Records contained in a dataset:
==================================================
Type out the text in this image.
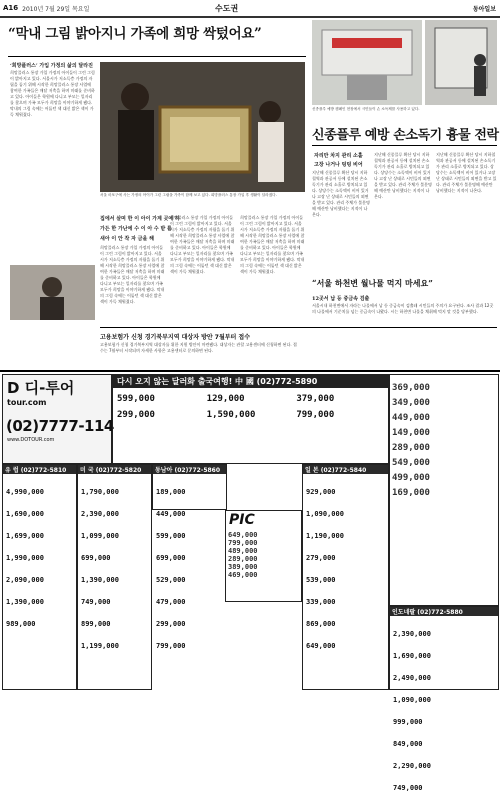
A16 2010년 7월 29일 목요일	수도권	동아일보
“막내 그림 밝아지니 가족에 희망 싹텄어요”
‘희망플러스’ 가입 가정의 삶의 달라진
희망플러스 통장 가입 가정의 아이들이 그린 그림이 밝아지고 있다. 서울시가 저소득층 가정의 자립을 돕기 위해 시작한 희망플러스 통장 사업에 참여한 가족들은 매달 저축을 하며 미래를 준비하고 있다. 아이들은 학원에 다니고 부모는 일자리를 찾으며 가족 모두가 희망을 이야기하게 됐다. 막내의 그림 속에는 어둡던 색 대신 밝은 색이 가득 채워졌다.
서울 마포구에 사는 가정의 아이가 그린 그림을 가족이 함께 보고 있다. 희망플러스 통장 가입 후 생활이 달라졌다.
집에서 살며 한 이 아이 가계 곳에 하
가든 한 가난에 수 이 아 수 받 를
새아 이 안 작 자 금을 해
희망플러스 통장 가입 가정의 아이들이 그린 그림이 밝아지고 있다. 서울시가 저소득층 가정의 자립을 돕기 위해 시작한 희망플러스 통장 사업에 참여한 가족들은 매달 저축을 하며 미래를 준비하고 있다. 아이들은 학원에 다니고 부모는 일자리를 찾으며 가족 모두가 희망을 이야기하게 됐다. 막내의 그림 속에는 어둡던 색 대신 밝은 색이 가득 채워졌다.
희망플러스 통장 가입 가정의 아이들이 그린 그림이 밝아지고 있다. 서울시가 저소득층 가정의 자립을 돕기 위해 시작한 희망플러스 통장 사업에 참여한 가족들은 매달 저축을 하며 미래를 준비하고 있다. 아이들은 학원에 다니고 부모는 일자리를 찾으며 가족 모두가 희망을 이야기하게 됐다. 막내의 그림 속에는 어둡던 색 대신 밝은 색이 가득 채워졌다.
희망플러스 통장 가입 가정의 아이들이 그린 그림이 밝아지고 있다. 서울시가 저소득층 가정의 자립을 돕기 위해 시작한 희망플러스 통장 사업에 참여한 가족들은 매달 저축을 하며 미래를 준비하고 있다. 아이들은 학원에 다니고 부모는 일자리를 찾으며 가족 모두가 희망을 이야기하게 됐다. 막내의 그림 속에는 어둡던 색 대신 밝은 색이 가득 채워졌다.
신종플루 예방 캠페인 현장에서 시민들이 손 소독제를 사용하고 있다.
신종플루 예방 손소독기 흉물 전락
자리만 차지 관리 소홀
고장 나거나 텅텅 비어
지난해 신종플루 확산 당시 지하철역과 관공서 등에 설치된 손소독기가 관리 소홀로 방치되고 있다. 상당수는 소독액이 비어 있거나 고장 난 상태로 시민들의 외면을 받고 있다. 관리 주체가 불분명해 예산만 낭비했다는 지적이 나온다.
지난해 신종플루 확산 당시 지하철역과 관공서 등에 설치된 손소독기가 관리 소홀로 방치되고 있다. 상당수는 소독액이 비어 있거나 고장 난 상태로 시민들의 외면을 받고 있다. 관리 주체가 불분명해 예산만 낭비했다는 지적이 나온다.
지난해 신종플루 확산 당시 지하철역과 관공서 등에 설치된 손소독기가 관리 소홀로 방치되고 있다. 상당수는 소독액이 비어 있거나 고장 난 상태로 시민들의 외면을 받고 있다. 관리 주체가 불분명해 예산만 낭비했다는 지적이 나온다.
고용보험가 신청 경기북부지역 대상자 방안 7월부터 접수
고용보험가 신청 경기북부지역 대상자를 위한 지원 방안이 마련됐다. 대상자는 관할 고용센터에 신청하면 된다. 접수는 7월부터 시작되며 자세한 사항은 고용센터로 문의하면 된다.
“서울 하천변 월나물 먹지 마세요”
12곳서 납 등 중금속 검출
서울시내 하천변에서 자라는 나물에서 납 등 중금속이 검출돼 시민들의 주의가 요구된다. 조사 결과 12곳의 나물에서 기준치를 넘는 중금속이 나왔다. 시는 하천변 나물을 채취해 먹지 말 것을 당부했다.
D 디-투어
tour.com
(02)7777-114
www.DOTOUR.com
다시 오지 않는 달러화 출국여행! 中 國 (02)772-5890
599,000	129,000	379,000
299,000	1,590,000	799,000
369,000
349,000
449,000
149,000
289,000
549,000
499,000
169,000
유 럽 (02)772-5810
4,990,000
1,690,000
1,699,000
1,990,000
2,090,000
1,390,000
989,000
미 국 (02)772-5820
1,790,000
2,390,000
1,099,000
699,000
1,390,000
749,000
899,000
1,199,000
동남아 (02)772-5860
189,000
449,000
599,000
699,000
529,000
479,000
299,000
799,000
일 본 (02)772-5840
929,000
1,090,000
1,190,000
279,000
539,000
339,000
869,000
649,000
인도네팔 (02)772-5880
2,390,000
1,690,000
2,490,000
1,090,000
999,000
849,000
2,290,000
749,000
PIC
649,000
799,000
489,000
289,000
389,000
469,000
==================================================
— Stated problem —
Give the number of lines that carry the word "고용보험가", with nothing added.

— Solved exercise —
2